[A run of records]
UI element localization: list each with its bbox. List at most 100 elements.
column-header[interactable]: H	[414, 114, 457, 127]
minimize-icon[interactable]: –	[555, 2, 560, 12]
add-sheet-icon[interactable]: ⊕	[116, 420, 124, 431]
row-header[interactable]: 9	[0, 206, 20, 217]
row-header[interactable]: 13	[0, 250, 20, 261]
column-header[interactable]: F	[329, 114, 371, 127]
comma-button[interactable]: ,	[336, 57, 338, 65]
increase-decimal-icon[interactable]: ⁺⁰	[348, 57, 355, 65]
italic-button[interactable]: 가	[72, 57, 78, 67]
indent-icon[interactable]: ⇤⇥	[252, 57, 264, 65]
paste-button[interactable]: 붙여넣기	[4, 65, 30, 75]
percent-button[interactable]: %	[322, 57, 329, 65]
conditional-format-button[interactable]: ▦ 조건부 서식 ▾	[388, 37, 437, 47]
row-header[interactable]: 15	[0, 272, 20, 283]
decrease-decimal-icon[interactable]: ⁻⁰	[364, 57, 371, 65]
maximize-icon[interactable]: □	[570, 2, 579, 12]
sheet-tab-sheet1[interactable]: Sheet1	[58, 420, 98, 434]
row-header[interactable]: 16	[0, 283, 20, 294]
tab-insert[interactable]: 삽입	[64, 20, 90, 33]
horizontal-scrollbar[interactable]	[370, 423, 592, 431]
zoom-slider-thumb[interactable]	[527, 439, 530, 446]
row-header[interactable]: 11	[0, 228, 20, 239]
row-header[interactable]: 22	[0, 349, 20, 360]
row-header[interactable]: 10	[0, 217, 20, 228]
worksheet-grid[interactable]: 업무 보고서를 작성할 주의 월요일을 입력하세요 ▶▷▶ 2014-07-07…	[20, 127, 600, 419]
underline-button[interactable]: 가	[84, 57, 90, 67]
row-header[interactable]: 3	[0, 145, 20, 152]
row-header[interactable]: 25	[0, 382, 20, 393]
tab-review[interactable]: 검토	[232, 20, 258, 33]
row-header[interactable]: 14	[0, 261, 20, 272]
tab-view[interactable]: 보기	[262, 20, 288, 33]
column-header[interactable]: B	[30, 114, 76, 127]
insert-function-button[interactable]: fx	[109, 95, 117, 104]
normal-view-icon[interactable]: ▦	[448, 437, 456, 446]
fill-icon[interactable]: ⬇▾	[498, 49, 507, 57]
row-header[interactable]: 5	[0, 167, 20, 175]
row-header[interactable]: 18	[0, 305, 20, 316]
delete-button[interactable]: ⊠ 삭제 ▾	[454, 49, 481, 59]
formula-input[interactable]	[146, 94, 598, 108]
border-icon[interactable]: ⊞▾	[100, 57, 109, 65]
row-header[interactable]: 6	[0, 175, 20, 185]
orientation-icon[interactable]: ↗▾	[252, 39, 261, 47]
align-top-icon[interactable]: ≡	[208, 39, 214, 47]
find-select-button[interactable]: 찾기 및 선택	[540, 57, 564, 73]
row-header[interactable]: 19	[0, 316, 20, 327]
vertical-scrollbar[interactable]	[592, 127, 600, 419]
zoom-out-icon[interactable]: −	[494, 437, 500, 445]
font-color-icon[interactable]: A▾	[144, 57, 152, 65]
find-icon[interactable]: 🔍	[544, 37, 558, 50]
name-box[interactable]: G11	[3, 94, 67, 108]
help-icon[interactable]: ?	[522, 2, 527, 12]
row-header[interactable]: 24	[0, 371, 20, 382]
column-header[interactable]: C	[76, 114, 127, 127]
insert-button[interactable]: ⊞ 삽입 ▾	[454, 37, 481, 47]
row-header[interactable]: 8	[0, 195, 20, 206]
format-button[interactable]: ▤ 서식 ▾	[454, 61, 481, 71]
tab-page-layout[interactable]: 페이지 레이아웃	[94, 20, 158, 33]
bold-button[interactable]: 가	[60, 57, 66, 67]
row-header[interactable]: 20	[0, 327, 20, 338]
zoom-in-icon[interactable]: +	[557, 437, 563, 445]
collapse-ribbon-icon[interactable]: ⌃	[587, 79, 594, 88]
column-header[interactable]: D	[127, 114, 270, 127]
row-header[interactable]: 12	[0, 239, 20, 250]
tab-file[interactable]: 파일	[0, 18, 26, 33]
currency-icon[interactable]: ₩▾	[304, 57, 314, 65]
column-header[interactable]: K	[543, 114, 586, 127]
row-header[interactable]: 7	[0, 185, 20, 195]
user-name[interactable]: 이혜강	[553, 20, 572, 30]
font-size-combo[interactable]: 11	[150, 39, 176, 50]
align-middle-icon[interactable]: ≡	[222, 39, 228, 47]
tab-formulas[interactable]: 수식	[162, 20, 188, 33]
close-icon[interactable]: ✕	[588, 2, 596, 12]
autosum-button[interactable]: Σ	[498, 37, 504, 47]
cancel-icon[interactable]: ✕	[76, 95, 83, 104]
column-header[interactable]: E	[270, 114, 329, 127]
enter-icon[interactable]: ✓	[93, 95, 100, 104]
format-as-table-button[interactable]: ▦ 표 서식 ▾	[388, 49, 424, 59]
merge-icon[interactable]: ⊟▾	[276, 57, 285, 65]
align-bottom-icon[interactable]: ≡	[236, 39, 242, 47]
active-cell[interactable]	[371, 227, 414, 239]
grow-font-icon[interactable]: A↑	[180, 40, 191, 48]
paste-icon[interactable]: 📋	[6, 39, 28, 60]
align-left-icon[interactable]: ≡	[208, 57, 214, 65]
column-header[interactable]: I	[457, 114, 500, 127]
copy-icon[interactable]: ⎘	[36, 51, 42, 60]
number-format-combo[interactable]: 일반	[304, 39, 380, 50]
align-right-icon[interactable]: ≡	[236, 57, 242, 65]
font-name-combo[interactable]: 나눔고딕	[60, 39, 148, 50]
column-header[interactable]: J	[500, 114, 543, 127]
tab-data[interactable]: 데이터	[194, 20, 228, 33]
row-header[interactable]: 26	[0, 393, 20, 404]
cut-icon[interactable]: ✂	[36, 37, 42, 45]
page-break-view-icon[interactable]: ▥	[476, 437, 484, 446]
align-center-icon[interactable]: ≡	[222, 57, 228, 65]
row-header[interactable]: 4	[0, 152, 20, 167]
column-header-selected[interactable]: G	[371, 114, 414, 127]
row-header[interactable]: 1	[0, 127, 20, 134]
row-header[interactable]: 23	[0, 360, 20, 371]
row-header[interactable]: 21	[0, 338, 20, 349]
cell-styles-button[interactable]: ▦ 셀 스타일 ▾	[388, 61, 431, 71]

What is required: Retype the lines exactly, starting with the first line of the records and ending after the line that contains "206, 20, 217]".

Correct answer:
UI element localization: list each with its bbox. List at most 100 elements.
column-header[interactable]: H	[414, 114, 457, 127]
minimize-icon[interactable]: –	[555, 2, 560, 12]
add-sheet-icon[interactable]: ⊕	[116, 420, 124, 431]
row-header[interactable]: 9	[0, 206, 20, 217]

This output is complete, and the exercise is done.